__PROBLEM STATEMENT__. Reproduce each line from the records that holds "BẢNG".

__SUPPLIED DATA__.
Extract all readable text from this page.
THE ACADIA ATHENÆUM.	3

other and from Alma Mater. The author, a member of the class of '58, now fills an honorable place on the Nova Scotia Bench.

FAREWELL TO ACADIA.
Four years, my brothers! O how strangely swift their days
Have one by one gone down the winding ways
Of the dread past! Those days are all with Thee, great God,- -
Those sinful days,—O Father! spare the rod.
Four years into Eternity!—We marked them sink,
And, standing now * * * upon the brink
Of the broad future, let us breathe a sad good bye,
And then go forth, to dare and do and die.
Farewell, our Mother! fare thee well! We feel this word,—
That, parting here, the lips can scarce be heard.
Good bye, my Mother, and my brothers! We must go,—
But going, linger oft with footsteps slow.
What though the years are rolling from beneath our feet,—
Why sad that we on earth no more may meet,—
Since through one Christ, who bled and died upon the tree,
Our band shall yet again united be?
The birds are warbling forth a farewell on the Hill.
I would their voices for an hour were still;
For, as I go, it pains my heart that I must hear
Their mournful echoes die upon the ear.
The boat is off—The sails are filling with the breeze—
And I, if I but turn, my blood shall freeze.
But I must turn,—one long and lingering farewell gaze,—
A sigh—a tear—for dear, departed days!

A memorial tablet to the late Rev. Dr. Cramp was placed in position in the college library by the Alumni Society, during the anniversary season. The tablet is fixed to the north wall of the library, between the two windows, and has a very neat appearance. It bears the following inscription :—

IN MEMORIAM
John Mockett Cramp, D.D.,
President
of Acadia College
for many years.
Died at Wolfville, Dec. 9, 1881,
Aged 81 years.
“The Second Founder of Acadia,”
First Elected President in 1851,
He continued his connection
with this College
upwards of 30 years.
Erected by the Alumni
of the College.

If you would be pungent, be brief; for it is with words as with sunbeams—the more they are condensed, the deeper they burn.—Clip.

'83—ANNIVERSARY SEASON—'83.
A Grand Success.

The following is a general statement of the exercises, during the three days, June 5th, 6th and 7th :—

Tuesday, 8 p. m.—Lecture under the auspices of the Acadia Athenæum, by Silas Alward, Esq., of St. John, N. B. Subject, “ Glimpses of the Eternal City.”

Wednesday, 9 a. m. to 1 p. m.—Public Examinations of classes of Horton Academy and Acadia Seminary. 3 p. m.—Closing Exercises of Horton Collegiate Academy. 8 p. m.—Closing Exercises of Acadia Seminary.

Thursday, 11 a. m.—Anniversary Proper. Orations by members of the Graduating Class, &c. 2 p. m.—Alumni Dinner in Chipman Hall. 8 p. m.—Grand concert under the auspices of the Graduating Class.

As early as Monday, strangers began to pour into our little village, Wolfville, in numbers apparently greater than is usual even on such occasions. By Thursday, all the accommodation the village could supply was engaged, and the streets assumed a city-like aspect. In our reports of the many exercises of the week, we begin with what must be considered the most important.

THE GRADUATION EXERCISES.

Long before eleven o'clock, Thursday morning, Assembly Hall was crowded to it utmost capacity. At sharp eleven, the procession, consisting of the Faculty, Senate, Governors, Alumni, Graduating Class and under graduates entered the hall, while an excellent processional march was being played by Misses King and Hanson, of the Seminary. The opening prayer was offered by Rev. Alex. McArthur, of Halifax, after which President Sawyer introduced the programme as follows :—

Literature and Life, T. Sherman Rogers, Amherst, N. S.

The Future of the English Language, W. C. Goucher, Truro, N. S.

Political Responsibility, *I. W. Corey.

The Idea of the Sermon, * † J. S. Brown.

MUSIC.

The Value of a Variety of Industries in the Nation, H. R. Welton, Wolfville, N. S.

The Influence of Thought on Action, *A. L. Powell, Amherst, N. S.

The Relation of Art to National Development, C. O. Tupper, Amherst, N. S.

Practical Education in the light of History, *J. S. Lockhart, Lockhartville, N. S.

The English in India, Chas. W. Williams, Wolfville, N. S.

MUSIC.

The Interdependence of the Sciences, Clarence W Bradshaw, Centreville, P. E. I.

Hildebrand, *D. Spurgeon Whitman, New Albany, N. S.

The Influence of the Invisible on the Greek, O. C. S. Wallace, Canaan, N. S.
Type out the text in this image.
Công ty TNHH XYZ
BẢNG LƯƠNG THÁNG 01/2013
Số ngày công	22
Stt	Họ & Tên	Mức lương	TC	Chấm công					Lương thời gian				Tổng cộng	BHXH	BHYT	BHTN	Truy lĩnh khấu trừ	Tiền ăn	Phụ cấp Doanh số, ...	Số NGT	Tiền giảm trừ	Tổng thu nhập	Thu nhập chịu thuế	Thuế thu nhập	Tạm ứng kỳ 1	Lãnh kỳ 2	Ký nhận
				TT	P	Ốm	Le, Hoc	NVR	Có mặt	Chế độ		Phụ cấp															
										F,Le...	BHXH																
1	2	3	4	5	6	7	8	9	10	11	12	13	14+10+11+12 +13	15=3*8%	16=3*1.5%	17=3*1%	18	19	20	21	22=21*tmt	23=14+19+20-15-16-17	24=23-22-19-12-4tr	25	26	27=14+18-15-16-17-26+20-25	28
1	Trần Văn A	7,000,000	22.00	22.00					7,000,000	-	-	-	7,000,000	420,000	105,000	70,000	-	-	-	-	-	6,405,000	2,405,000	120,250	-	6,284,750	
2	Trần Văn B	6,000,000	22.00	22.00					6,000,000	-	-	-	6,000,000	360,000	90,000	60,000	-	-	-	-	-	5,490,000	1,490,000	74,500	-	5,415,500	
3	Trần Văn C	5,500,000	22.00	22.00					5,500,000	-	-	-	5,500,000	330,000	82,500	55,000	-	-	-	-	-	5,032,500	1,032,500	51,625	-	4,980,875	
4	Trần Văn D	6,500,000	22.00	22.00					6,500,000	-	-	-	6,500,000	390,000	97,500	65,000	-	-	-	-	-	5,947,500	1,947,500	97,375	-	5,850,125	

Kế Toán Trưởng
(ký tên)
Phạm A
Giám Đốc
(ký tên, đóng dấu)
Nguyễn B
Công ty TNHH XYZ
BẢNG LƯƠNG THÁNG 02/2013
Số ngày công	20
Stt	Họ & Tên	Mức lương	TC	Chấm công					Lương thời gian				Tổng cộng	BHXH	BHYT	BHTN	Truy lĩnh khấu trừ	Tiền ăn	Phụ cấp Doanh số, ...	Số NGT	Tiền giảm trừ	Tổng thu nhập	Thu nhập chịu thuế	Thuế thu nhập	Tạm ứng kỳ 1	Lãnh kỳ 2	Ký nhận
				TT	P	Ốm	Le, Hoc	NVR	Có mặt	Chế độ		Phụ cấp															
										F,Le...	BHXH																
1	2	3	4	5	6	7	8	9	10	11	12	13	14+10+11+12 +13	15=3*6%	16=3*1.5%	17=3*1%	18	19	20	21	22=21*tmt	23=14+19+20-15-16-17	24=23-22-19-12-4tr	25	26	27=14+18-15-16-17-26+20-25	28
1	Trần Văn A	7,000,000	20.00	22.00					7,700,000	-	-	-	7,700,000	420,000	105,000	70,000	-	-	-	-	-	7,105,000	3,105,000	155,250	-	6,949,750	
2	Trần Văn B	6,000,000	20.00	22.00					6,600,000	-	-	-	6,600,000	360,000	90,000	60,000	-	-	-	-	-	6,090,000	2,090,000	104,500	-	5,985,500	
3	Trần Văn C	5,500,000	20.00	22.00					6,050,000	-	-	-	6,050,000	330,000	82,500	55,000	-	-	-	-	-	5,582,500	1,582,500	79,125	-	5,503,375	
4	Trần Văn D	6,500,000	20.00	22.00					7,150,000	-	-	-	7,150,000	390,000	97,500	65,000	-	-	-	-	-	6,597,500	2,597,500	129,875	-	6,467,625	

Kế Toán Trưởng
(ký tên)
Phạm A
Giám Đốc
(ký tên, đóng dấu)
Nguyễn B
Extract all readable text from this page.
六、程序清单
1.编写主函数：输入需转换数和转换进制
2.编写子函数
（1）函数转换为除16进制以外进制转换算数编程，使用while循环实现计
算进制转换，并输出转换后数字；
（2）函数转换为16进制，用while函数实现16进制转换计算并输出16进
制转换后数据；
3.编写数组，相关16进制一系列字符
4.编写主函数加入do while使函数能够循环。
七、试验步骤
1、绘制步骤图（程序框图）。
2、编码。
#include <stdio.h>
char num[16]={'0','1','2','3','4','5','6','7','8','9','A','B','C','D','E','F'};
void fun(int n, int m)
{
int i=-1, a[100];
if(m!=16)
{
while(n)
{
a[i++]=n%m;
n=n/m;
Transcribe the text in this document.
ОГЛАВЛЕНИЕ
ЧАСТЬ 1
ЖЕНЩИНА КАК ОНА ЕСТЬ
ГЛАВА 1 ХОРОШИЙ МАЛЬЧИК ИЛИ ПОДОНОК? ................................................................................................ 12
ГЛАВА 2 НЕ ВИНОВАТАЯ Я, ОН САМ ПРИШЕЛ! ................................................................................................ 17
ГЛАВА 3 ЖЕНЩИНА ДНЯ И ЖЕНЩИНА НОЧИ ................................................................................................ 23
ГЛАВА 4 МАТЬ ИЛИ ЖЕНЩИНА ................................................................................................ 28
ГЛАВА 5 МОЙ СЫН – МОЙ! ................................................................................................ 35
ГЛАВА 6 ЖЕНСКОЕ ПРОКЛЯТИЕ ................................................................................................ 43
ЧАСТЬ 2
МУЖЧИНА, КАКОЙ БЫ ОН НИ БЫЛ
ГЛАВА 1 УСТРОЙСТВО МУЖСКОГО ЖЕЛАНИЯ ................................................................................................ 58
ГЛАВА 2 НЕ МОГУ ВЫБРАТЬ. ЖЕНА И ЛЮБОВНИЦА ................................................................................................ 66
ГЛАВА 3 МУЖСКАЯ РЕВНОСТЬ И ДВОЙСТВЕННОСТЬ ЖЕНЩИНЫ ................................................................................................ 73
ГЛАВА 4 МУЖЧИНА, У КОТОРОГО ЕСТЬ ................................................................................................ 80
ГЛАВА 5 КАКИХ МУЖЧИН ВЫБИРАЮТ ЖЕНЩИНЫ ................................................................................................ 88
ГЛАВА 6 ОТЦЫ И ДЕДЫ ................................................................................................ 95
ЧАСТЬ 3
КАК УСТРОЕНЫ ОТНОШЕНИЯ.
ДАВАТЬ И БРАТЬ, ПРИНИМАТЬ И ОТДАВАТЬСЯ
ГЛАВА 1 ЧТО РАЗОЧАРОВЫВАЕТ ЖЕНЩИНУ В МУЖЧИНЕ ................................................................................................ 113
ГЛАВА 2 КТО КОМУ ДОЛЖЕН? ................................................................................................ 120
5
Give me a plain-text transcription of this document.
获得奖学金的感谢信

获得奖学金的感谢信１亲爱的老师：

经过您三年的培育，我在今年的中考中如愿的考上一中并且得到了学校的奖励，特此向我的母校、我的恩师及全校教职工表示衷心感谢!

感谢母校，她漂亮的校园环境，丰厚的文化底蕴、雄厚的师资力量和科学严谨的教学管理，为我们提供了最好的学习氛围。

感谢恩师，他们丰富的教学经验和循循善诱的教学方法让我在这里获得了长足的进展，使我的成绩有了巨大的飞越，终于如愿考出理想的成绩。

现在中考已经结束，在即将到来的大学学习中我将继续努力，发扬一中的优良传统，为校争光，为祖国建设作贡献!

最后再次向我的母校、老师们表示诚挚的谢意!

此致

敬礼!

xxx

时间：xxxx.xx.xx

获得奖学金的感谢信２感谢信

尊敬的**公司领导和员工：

__EXERCISE OUTPUT__.
BẢNG LƯƠNG THÁNG 01/2013
BẢNG LƯƠNG THÁNG 02/2013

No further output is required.